== WHAT IS REQUIRED ==
Take every line from the listing below that includes "subtitle" and copy it.

Start of TASK MATERIAL

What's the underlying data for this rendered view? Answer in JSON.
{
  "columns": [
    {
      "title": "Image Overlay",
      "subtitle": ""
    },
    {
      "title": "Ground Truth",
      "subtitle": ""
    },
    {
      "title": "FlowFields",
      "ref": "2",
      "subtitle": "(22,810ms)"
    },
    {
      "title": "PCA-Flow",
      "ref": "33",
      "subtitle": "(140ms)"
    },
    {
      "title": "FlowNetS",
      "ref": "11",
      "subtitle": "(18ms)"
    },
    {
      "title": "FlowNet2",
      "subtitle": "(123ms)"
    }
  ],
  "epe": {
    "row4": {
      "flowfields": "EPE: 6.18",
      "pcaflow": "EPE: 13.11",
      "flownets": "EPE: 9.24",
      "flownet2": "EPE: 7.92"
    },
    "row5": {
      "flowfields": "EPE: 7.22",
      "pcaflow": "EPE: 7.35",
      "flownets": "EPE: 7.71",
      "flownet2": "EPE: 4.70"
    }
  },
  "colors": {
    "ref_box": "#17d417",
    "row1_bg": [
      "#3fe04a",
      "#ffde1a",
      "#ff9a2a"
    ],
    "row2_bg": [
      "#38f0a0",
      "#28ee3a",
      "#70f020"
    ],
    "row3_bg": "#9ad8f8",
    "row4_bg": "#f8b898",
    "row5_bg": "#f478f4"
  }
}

End of TASK MATERIAL

== CORRECT ANSWER ==
      "subtitle": ""
      "subtitle": ""
      "subtitle": "(22,810ms)"
      "subtitle": "(140ms)"
      "subtitle": "(18ms)"
      "subtitle": "(123ms)"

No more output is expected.